======== EXCERPTED RECORDS ========
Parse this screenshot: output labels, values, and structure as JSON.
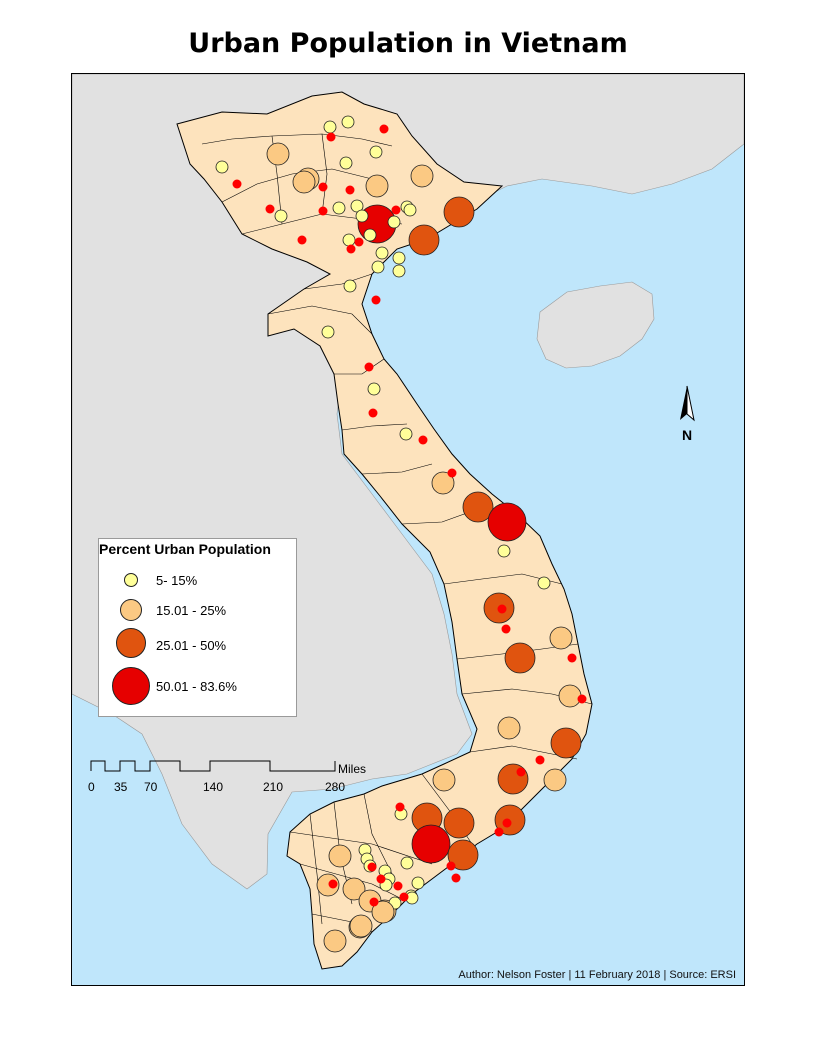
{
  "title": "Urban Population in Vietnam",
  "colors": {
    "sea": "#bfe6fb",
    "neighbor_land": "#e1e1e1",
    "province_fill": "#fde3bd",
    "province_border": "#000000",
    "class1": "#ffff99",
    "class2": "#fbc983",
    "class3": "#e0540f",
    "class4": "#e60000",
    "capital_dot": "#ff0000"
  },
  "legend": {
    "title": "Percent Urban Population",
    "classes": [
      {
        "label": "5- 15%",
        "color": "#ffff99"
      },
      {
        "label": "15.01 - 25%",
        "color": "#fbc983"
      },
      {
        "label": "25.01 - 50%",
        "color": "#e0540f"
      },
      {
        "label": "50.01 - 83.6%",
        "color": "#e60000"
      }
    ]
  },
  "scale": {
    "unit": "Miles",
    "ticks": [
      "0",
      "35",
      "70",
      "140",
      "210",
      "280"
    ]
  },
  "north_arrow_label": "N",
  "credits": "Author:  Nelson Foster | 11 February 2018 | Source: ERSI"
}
========
Reproduce the full listing faithfully, but do not carry over any pictures.

[OUTPUT FOR THIS EXERCISE]
Parse this screenshot: output labels, values, and structure as JSON.
{
  "title": "Urban Population in Vietnam",
  "colors": {
    "sea": "#bfe6fb",
    "neighbor_land": "#e1e1e1",
    "province_fill": "#fde3bd",
    "province_border": "#000000",
    "class1": "#ffff99",
    "class2": "#fbc983",
    "class3": "#e0540f",
    "class4": "#e60000",
    "capital_dot": "#ff0000"
  },
  "legend": {
    "title": "Percent Urban Population",
    "classes": [
      {
        "label": "5- 15%",
        "color": "#ffff99"
      },
      {
        "label": "15.01 - 25%",
        "color": "#fbc983"
      },
      {
        "label": "25.01 - 50%",
        "color": "#e0540f"
      },
      {
        "label": "50.01 - 83.6%",
        "color": "#e60000"
      }
    ]
  },
  "scale": {
    "unit": "Miles",
    "ticks": [
      "0",
      "35",
      "70",
      "140",
      "210",
      "280"
    ]
  },
  "north_arrow_label": "N",
  "credits": "Author:  Nelson Foster | 11 February 2018 | Source: ERSI"
}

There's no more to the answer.